→ Description of the task
Set down all of the data exactly as it appears.

==== Exercise materials ====

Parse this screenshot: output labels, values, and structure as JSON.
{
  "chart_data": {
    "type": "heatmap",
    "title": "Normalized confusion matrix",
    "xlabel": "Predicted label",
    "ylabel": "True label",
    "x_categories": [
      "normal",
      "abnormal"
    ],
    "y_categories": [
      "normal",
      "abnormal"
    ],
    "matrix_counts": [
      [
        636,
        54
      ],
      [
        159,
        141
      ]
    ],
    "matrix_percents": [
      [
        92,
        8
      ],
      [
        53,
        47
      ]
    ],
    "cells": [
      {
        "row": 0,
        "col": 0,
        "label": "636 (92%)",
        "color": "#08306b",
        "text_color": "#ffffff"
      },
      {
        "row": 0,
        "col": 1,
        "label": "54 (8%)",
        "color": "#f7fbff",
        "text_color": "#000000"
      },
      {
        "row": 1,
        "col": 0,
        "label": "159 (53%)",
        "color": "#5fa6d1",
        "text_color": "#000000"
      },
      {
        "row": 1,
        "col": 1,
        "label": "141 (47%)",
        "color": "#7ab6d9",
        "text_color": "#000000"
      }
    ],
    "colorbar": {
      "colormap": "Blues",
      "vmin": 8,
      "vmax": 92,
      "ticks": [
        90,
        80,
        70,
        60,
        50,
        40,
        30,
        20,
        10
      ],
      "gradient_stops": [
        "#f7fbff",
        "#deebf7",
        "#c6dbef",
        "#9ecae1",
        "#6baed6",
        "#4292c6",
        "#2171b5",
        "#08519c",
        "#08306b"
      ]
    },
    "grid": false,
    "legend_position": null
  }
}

====

→ Result of this exercise
Parse this screenshot: output labels, values, and structure as JSON.
{
  "chart_data": {
    "type": "heatmap",
    "title": "Normalized confusion matrix",
    "xlabel": "Predicted label",
    "ylabel": "True label",
    "x_categories": [
      "normal",
      "abnormal"
    ],
    "y_categories": [
      "normal",
      "abnormal"
    ],
    "matrix_counts": [
      [
        636,
        54
      ],
      [
        159,
        141
      ]
    ],
    "matrix_percents": [
      [
        92,
        8
      ],
      [
        53,
        47
      ]
    ],
    "cells": [
      {
        "row": 0,
        "col": 0,
        "label": "636 (92%)",
        "color": "#08306b",
        "text_color": "#ffffff"
      },
      {
        "row": 0,
        "col": 1,
        "label": "54 (8%)",
        "color": "#f7fbff",
        "text_color": "#000000"
      },
      {
        "row": 1,
        "col": 0,
        "label": "159 (53%)",
        "color": "#5fa6d1",
        "text_color": "#000000"
      },
      {
        "row": 1,
        "col": 1,
        "label": "141 (47%)",
        "color": "#7ab6d9",
        "text_color": "#000000"
      }
    ],
    "colorbar": {
      "colormap": "Blues",
      "vmin": 8,
      "vmax": 92,
      "ticks": [
        90,
        80,
        70,
        60,
        50,
        40,
        30,
        20,
        10
      ],
      "gradient_stops": [
        "#f7fbff",
        "#deebf7",
        "#c6dbef",
        "#9ecae1",
        "#6baed6",
        "#4292c6",
        "#2171b5",
        "#08519c",
        "#08306b"
      ]
    },
    "grid": false,
    "legend_position": null
  }
}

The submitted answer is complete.